JOB
From the listing below, extract every line containing "axis".
[DATA SHOWN start]
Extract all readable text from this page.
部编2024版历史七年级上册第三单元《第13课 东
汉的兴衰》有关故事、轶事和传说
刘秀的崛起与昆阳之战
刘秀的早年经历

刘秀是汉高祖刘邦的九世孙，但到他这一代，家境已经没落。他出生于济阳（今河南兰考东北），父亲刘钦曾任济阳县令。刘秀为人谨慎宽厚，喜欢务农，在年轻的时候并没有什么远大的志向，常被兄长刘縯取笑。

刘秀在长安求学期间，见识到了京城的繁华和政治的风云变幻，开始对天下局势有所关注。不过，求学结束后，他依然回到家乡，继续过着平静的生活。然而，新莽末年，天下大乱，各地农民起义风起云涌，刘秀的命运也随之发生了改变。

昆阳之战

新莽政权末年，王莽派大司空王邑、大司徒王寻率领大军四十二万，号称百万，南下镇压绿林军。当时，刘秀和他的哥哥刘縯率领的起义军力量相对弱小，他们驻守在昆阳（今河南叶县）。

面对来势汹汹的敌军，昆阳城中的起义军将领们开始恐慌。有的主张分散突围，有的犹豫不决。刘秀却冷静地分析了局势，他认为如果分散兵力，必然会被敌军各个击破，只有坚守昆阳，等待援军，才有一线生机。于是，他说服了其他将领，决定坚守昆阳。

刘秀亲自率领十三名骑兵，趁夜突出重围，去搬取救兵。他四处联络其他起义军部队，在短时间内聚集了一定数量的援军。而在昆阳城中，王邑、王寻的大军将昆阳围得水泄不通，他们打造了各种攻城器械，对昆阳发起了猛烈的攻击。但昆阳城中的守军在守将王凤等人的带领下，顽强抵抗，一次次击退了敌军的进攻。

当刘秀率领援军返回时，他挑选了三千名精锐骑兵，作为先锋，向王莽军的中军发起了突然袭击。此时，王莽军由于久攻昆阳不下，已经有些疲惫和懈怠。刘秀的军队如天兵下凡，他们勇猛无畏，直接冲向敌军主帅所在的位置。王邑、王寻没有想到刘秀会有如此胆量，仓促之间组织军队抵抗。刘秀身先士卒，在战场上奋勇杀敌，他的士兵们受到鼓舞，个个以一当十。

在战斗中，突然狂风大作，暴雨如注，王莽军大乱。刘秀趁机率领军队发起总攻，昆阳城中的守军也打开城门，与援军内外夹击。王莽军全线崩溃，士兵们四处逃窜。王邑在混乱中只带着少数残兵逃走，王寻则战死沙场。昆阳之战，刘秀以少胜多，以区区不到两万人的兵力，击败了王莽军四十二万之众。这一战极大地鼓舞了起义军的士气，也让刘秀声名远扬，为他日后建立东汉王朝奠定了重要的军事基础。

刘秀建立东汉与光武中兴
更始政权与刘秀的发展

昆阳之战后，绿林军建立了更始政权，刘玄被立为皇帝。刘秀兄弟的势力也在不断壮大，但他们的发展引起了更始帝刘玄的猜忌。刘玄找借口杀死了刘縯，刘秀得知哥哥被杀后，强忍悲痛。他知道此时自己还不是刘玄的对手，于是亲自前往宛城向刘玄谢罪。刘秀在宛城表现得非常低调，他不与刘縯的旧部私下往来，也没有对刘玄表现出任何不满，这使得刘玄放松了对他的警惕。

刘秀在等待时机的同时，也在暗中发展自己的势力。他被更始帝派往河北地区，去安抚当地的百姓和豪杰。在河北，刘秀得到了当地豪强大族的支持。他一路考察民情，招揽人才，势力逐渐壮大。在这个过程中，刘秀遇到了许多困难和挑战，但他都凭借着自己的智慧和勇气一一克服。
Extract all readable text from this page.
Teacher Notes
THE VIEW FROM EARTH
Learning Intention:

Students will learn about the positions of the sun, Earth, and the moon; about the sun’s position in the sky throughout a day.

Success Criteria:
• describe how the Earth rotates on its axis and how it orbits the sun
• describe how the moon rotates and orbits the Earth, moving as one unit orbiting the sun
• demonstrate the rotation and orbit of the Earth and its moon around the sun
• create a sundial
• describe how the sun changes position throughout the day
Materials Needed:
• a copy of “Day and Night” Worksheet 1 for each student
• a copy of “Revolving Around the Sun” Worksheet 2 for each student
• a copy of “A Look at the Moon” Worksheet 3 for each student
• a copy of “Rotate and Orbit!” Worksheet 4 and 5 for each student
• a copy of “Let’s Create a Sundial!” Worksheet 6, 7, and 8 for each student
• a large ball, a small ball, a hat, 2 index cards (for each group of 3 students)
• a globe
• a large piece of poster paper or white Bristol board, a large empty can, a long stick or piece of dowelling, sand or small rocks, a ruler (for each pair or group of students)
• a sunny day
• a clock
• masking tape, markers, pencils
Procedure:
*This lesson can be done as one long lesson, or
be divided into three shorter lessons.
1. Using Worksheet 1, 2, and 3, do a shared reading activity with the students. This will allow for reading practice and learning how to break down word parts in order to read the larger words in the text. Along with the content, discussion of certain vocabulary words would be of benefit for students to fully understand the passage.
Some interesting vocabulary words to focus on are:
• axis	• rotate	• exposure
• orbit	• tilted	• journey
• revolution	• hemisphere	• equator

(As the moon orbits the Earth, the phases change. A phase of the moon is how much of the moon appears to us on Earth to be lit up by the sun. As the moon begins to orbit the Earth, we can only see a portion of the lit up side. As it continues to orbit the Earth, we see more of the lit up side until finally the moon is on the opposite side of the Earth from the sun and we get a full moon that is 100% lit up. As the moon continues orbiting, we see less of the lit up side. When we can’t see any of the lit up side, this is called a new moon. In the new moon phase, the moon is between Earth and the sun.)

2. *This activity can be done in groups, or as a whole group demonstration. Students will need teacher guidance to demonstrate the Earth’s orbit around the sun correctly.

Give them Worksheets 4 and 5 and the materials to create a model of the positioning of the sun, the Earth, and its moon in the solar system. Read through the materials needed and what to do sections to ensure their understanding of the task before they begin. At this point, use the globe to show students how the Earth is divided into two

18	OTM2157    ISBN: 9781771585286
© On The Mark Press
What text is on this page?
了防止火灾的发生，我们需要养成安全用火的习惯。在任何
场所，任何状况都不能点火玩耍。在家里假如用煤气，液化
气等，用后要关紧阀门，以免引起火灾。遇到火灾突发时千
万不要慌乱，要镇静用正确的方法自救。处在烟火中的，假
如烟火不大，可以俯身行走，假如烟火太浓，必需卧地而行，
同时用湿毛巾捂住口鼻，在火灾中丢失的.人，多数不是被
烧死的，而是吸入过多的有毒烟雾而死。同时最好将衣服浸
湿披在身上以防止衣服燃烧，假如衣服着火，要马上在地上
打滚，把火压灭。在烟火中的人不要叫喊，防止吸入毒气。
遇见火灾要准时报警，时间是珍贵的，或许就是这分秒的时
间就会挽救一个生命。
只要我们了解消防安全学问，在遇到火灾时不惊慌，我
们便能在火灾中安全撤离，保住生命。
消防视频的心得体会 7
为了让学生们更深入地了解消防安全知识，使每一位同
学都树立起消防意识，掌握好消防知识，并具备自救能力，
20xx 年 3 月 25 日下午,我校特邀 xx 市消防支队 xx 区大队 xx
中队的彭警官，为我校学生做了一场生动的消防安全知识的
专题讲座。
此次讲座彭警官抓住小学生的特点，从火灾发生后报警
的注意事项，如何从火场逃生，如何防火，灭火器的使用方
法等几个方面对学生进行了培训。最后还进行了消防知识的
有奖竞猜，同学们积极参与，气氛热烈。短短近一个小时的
[DATA SHOWN end]
TASK OUTPUT
• describe how the Earth rotates on its axis and how it orbits the sun
• axis	• rotate	• exposure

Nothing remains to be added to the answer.